Put the stretch of items from the line containing "What elements are" through the line containing "y-left-tick-label: 500: [115, 176, 123, 181]" into a Markdown table. Use the columns Row and Text, with each line numbered in order and any blank lines left out.

**LISTED ENTRIES:**
- - -
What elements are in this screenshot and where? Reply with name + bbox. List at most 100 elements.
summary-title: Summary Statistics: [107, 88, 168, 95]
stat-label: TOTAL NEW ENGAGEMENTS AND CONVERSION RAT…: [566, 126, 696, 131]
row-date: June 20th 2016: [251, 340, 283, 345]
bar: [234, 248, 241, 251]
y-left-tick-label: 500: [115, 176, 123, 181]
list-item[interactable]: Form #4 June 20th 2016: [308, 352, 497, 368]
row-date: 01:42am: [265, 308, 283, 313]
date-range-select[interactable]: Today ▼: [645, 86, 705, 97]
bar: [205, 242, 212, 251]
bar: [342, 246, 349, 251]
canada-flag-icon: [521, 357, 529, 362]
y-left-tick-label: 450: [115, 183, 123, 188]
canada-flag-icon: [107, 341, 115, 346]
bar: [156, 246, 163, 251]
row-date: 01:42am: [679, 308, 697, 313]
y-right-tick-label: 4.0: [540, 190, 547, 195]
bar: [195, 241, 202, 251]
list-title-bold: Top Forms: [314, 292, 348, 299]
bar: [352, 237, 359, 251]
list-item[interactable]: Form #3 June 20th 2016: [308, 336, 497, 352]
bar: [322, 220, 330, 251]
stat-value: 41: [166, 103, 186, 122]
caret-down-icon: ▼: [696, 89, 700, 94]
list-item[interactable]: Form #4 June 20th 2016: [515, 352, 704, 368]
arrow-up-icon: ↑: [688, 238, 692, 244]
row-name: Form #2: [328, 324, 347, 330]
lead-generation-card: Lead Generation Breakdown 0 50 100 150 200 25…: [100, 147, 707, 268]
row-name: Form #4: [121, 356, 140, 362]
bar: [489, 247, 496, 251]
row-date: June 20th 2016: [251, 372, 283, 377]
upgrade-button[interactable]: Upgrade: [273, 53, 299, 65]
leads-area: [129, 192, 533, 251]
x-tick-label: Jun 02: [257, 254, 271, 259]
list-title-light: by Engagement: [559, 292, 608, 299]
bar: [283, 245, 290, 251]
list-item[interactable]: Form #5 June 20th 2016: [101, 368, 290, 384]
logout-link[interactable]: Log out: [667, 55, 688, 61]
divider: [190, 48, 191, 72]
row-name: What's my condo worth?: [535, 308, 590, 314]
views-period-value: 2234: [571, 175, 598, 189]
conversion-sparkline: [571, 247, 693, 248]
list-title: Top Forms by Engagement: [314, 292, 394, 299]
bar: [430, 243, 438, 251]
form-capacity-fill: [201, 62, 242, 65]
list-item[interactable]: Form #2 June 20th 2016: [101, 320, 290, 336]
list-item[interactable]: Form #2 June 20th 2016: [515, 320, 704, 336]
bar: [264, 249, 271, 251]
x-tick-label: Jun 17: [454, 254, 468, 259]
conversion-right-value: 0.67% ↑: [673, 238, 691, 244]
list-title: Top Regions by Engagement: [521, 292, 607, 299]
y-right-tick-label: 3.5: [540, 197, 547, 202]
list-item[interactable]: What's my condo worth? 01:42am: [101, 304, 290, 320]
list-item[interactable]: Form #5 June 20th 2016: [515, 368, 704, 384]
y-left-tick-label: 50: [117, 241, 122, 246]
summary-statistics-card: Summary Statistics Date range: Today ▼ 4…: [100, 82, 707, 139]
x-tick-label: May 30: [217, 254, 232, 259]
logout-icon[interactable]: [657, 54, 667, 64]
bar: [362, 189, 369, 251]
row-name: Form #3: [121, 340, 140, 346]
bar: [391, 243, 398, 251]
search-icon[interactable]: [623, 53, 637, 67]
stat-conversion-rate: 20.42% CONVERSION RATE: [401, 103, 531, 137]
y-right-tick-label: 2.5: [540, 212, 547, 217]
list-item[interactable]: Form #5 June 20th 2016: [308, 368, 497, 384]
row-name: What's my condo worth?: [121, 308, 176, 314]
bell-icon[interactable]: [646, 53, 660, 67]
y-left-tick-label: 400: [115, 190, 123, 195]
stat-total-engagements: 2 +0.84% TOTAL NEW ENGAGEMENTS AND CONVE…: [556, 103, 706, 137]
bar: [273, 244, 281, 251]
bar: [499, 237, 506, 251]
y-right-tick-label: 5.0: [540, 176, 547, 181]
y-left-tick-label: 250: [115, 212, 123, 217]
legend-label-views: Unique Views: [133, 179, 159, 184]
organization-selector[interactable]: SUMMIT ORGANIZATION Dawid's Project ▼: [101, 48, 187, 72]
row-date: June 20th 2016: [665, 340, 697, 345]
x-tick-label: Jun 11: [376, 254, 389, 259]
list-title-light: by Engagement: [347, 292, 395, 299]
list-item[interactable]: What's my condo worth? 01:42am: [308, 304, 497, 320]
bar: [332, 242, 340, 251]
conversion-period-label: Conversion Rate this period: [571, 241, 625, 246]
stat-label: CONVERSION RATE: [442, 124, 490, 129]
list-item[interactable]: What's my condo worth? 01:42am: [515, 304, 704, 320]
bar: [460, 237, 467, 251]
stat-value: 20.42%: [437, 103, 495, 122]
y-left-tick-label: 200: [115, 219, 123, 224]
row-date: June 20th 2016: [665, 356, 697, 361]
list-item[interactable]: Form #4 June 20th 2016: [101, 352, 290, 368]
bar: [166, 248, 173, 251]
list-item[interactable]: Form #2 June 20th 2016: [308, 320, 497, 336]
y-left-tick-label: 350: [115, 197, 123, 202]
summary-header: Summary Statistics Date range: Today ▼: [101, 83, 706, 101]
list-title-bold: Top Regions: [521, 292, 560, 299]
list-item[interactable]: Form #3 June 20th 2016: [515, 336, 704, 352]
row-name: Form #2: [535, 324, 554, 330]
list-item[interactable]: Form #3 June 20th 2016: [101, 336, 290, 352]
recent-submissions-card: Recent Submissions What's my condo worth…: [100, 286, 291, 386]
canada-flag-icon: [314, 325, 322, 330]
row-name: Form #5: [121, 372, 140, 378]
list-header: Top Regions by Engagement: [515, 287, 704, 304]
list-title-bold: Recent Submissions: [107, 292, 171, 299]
- - -
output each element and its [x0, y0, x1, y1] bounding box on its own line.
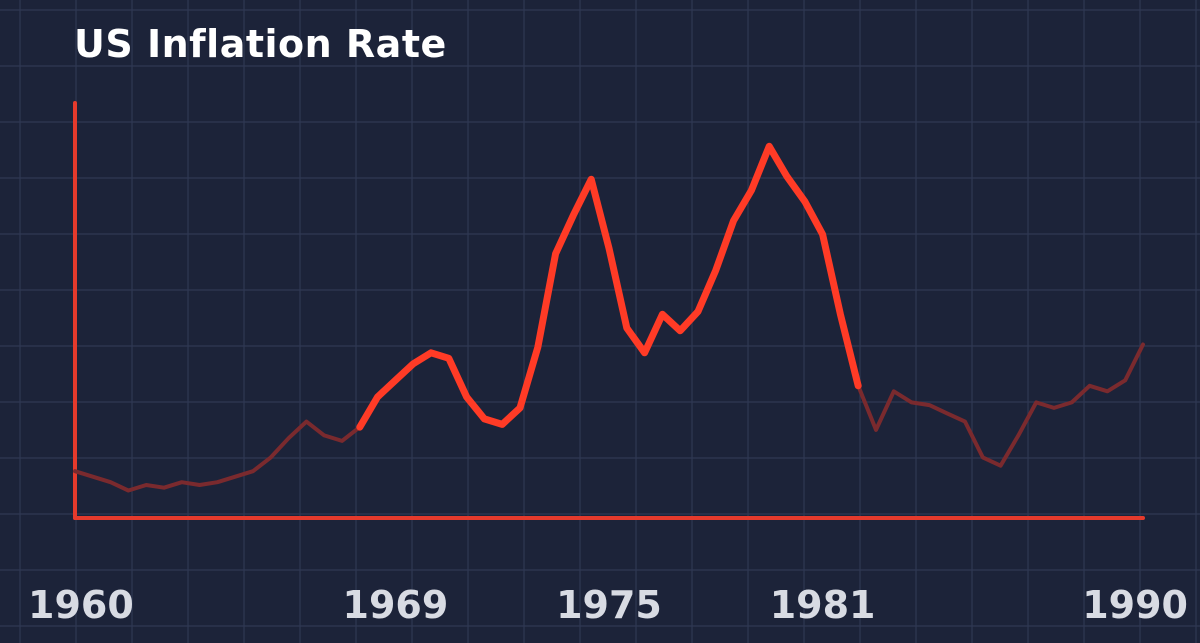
- - -
**WRITTEN RESPONSE:**
| Row | Text |
|---|---|
| 1 | What elements are in this screenshot and where? Reply with name + bbox. List at most 100 elements. |
| 2 | summary-title: Summary Statistics: [107, 88, 168, 95] |
| 3 | stat-label: TOTAL NEW ENGAGEMENTS AND CONVERSION RAT…: [566, 126, 696, 131] |
| 4 | row-date: June 20th 2016: [251, 340, 283, 345] |
| 5 | bar: [234, 248, 241, 251] |
| 6 | y-left-tick-label: 500: [115, 176, 123, 181] |